Activity ->
Repeat the data word for word, excluding every picture.

Available records ->
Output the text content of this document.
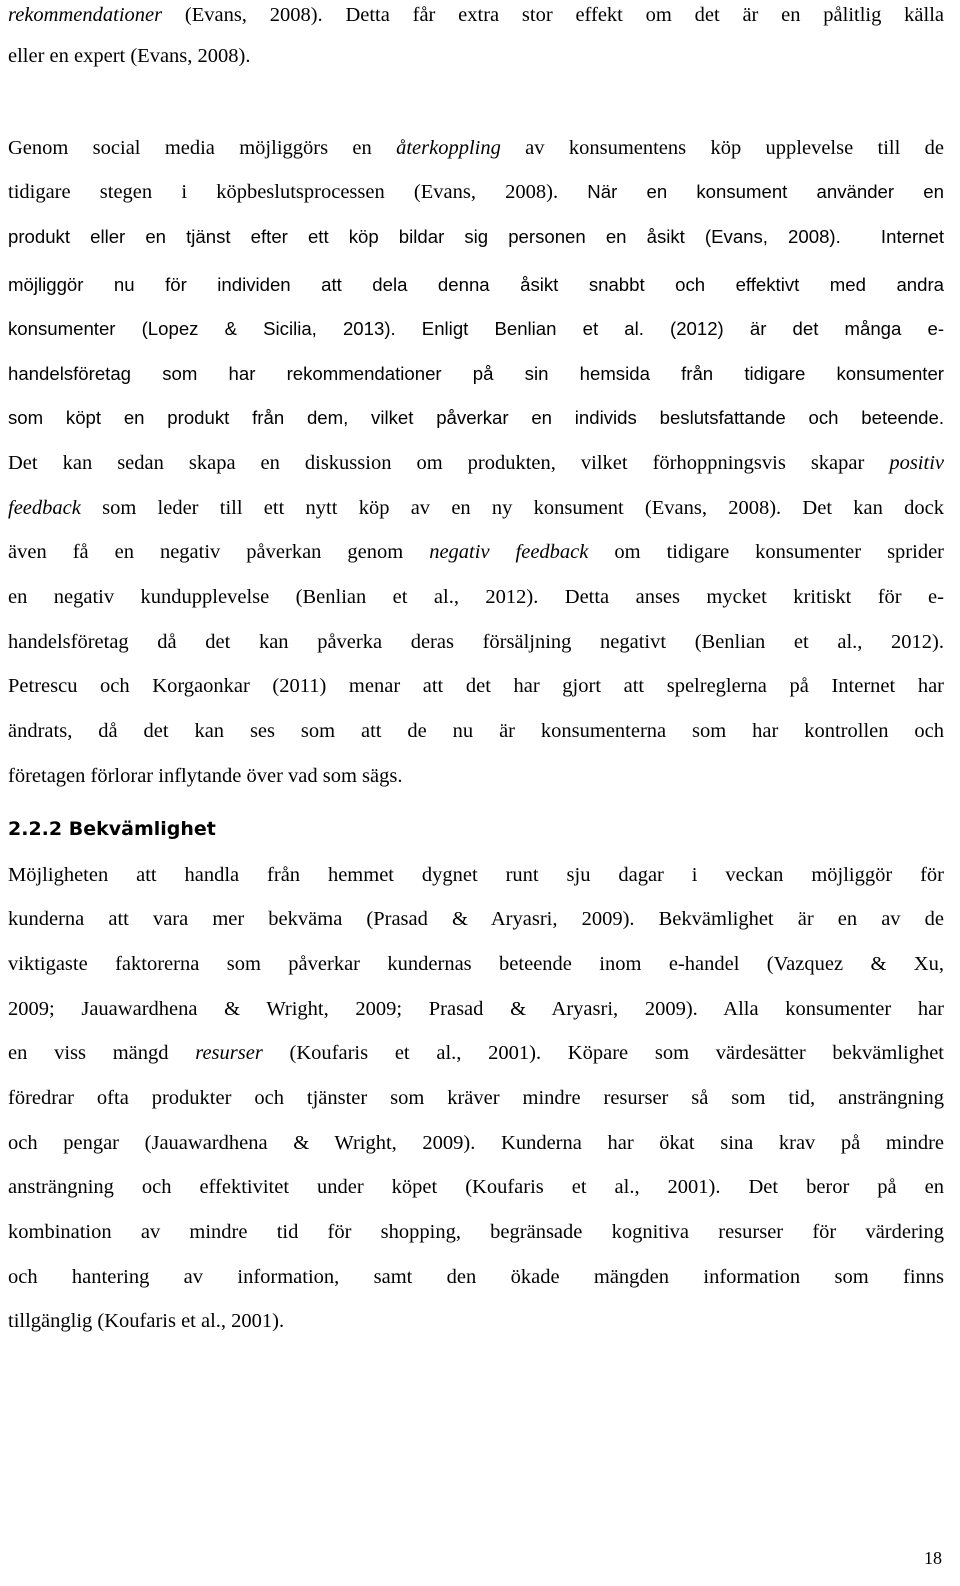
rekommendationer (Evans, 2008). Detta får extra stor effekt om det är en pålitlig källa
eller en expert (Evans, 2008).
Genom social media möjliggörs en återkoppling av konsumentens köp upplevelse till de
tidigare stegen i köpbeslutsprocessen (Evans, 2008). När en konsument använder en
produkt eller en tjänst efter ett köp bildar sig personen en åsikt (Evans, 2008).  Internet
möjliggör nu för individen att dela denna åsikt snabbt och effektivt med andra
konsumenter (Lopez & Sicilia, 2013). Enligt Benlian et al. (2012) är det många e-
handelsföretag som har rekommendationer på sin hemsida från tidigare konsumenter
som köpt en produkt från dem, vilket påverkar en individs beslutsfattande och beteende.
Det kan sedan skapa en diskussion om produkten, vilket förhoppningsvis skapar positiv
feedback som leder till ett nytt köp av en ny konsument (Evans, 2008). Det kan dock
även få en negativ påverkan genom negativ feedback om tidigare konsumenter sprider
en negativ kundupplevelse (Benlian et al., 2012). Detta anses mycket kritiskt för e-
handelsföretag då det kan påverka deras försäljning negativt (Benlian et al., 2012).
Petrescu och Korgaonkar (2011) menar att det har gjort att spelreglerna på Internet har
ändrats, då det kan ses som att de nu är konsumenterna som har kontrollen och
företagen förlorar inflytande över vad som sägs.
2.2.2 Bekvämlighet
Möjligheten att handla från hemmet dygnet runt sju dagar i veckan möjliggör för
kunderna att vara mer bekväma (Prasad & Aryasri, 2009). Bekvämlighet är en av de
viktigaste faktorerna som påverkar kundernas beteende inom e-handel (Vazquez & Xu,
2009; Jauawardhena & Wright, 2009; Prasad & Aryasri, 2009). Alla konsumenter har
en viss mängd resurser (Koufaris et al., 2001). Köpare som värdesätter bekvämlighet
föredrar ofta produkter och tjänster som kräver mindre resurser så som tid, ansträngning
och pengar (Jauawardhena & Wright, 2009). Kunderna har ökat sina krav på mindre
ansträngning och effektivitet under köpet (Koufaris et al., 2001). Det beror på en
kombination av mindre tid för shopping, begränsade kognitiva resurser för värdering
och hantering av information, samt den ökade mängden information som finns
tillgänglig (Koufaris et al., 2001).
18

Solution for this problem ->
Output the text content of this document.
rekommendationer (Evans, 2008). Detta får extra stor effekt om det är en pålitlig källa
eller en expert (Evans, 2008).
Genom social media möjliggörs en återkoppling av konsumentens köp upplevelse till de
tidigare stegen i köpbeslutsprocessen (Evans, 2008). När en konsument använder en
produkt eller en tjänst efter ett köp bildar sig personen en åsikt (Evans, 2008).  Internet
möjliggör nu för individen att dela denna åsikt snabbt och effektivt med andra
konsumenter (Lopez & Sicilia, 2013). Enligt Benlian et al. (2012) är det många e-
handelsföretag som har rekommendationer på sin hemsida från tidigare konsumenter
som köpt en produkt från dem, vilket påverkar en individs beslutsfattande och beteende.
Det kan sedan skapa en diskussion om produkten, vilket förhoppningsvis skapar positiv
feedback som leder till ett nytt köp av en ny konsument (Evans, 2008). Det kan dock
även få en negativ påverkan genom negativ feedback om tidigare konsumenter sprider
en negativ kundupplevelse (Benlian et al., 2012). Detta anses mycket kritiskt för e-
handelsföretag då det kan påverka deras försäljning negativt (Benlian et al., 2012).
Petrescu och Korgaonkar (2011) menar att det har gjort att spelreglerna på Internet har
ändrats, då det kan ses som att de nu är konsumenterna som har kontrollen och
företagen förlorar inflytande över vad som sägs.
2.2.2 Bekvämlighet
Möjligheten att handla från hemmet dygnet runt sju dagar i veckan möjliggör för
kunderna att vara mer bekväma (Prasad & Aryasri, 2009). Bekvämlighet är en av de
viktigaste faktorerna som påverkar kundernas beteende inom e-handel (Vazquez & Xu,
2009; Jauawardhena & Wright, 2009; Prasad & Aryasri, 2009). Alla konsumenter har
en viss mängd resurser (Koufaris et al., 2001). Köpare som värdesätter bekvämlighet
föredrar ofta produkter och tjänster som kräver mindre resurser så som tid, ansträngning
och pengar (Jauawardhena & Wright, 2009). Kunderna har ökat sina krav på mindre
ansträngning och effektivitet under köpet (Koufaris et al., 2001). Det beror på en
kombination av mindre tid för shopping, begränsade kognitiva resurser för värdering
och hantering av information, samt den ökade mängden information som finns
tillgänglig (Koufaris et al., 2001).
18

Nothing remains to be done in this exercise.